**PASSAGE SHOWN**
========================================================================

Case Law Waldron v. Lancaster Cnty. Deputy Sheriff James Roark

Waldron v. Lancaster Cnty. Deputy Sheriff James Roark

Document Cited Authorities (47) Cited in (19) Related

Vincent M. Powers, of Vincent M. Powers and Associates, Lincoln, for appellant.

Joe Kelly, Lancaster County Attorney, David A. Derbin and Ryan M. Swaroff for appellee.

Heavican, C.J., Wright, Miller-Lerman, Cassel, Stacy, Kelch, and Funke, JJ.

Per Curiam.

I. INTRODUCTION

Marilyn Waldron brought this action pursuant to 42 U.S.C. § 1983 (2012), alleging a violation of her Fourth Amendment rights by Lancaster County Deputy Sheriff James Roark when he entered Waldron's home to serve a warrant on Waldron's grandson, Steven Copple. Waldron argues that in doing so, Roark violated the knock-and-announce rule. Waldron also argues that her arrest was unreasonable and unconstitutional because there was no probable cause to arrest her and because Roark used excessive force in handcuffing her.

In Waldron v. Roark ( Waldron I ),1 we found that material issues of fact existed as to Waldron's knock-and-announce and excessive force claims and remanded the cause. On remand, following additional argument on the issues of qualified immunity and sovereign immunity, the district court again granted Roark's motion for summary judgment, on the basis that Roark was entitled to qualified immunity. In this appeal, we now analyze Waldron's claims within the framework of the affirmative defense of qualified immunity. Because we find that Waldron did not meet the burden of showing that Roark violated a clearly established right in any of Waldron's claims, we affirm the district court's grant of qualified immunity.

========================================================================

**TO DO**
(1) Decide whether each statement agrees with the Waldron v. Roark opinion. Answer yes or no, and quote the words of the opinion that settle it: (a) The warrant Roark was serving was for Waldron's grandson. (b) On remand, the district court denied Roark's motion for summary judgment. (c) The court reverses the district court's grant of qualified immunity.
(2) Answer these questions from the Waldron v. Roark opinion:
(a) Under what statute did Waldron bring the action?
(b) Who is named as Lancaster County Attorney?
(c) Which firm is listed with counsel for the appellant?
(3) Write a continuation of the Waldron v. Roark opinion, picking up after its last sentence.
The data that follow have no connection to the Waldron v. Roark opinion.

**DATA BLOCK**
========================================================================

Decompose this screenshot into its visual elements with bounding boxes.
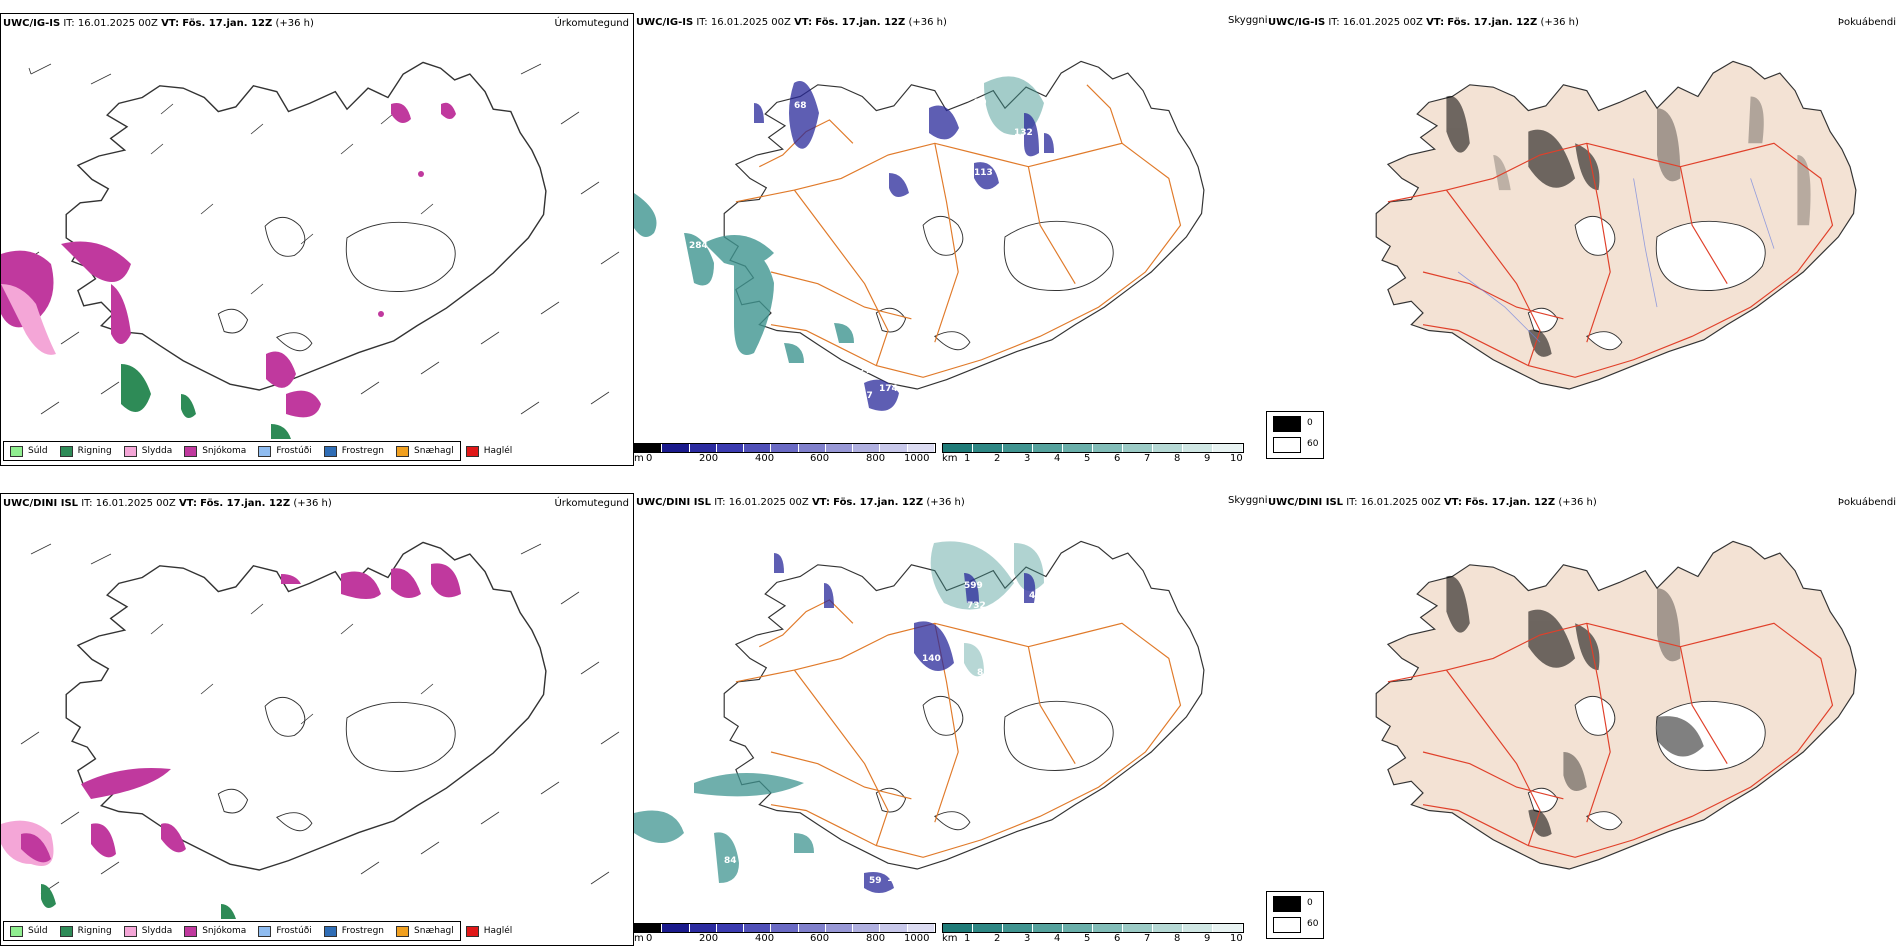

========================================================================

**FINAL RESULTS**
(1)
(a) Yes: "to serve a warrant on Waldron's grandson, Steven Copple"
(b) No: "the district court again granted Roark's motion for summary judgment"
(c) No: "we affirm the district court's grant of qualified immunity"

(2)
(a) 42 U.S.C. § 1983 (2012)
(b) Joe Kelly
(c) Vincent M. Powers and Associates, Lincoln

(3)
II. BACKGROUND

In September 2013, Waldron filed a complaint against Roark, alleging that Roark violated Waldron's civil rights under § 1983, resulting in her injuries. Forming the basis of this action are the events that happened on February 22, 2012, when Roark and his partner, Lancaster County Deputy Sheriff Amanda May, went to Waldron's home to serve an arrest warrant on Copple. The specific allegations regarding what happened during this event are set forth in more detail in Waldron I and are discussed further in the analysis section below.

In November 2014, Roark filed a motion for summary judgment. In December 2014, Waldron filed an amended complaint against Roark, in his individual and official capacities. The district court eventually granted the motion for summary judgment, finding as a matter of law that the deputies' entry into Waldron's home was proper, that Waldron obstructed the work of the deputies, and that Roark's use of force was objectively reasonable.

On appeal in Waldron I , we reversed the district court's order and remanded the cause for further proceedings. We held that summary judgment on Waldron's § 1983 Fourth Amendment claim was not proper because there were issues of material fact as to (1) whether Roark properly displayed notice of his office or authority when he entered Waldron's home, (2) whether Roark's entry was reasonable, and (3) whether the force Roark used was excessive.

Following the issuance of our opinion in Waldron I , the parties again addressed Roark's motion for summary judgment. In its second order granting the motion, the district court found that Roark was entitled to qualified immunity and that the record was sufficiently developed to render a separate trial or evidentiary hearing unnecessary. The court specifically found that (1) Roark was entitled to qualified immunity on Waldron's knock-and-announce claim because sufficient exigent circumstances existed from Roark's perspective to warrant his entry without a proper announcement, (2) Roark was entitled to qualified immunity on the excessive force claim because (a) Roark had probable cause to arrest Waldron and (b) Waldron's right to be free of excessive force was not clearly established, and (3) Roark was entitled to judgment in his favor as to Waldron's claims against him in his official capacity. Waldron appeals.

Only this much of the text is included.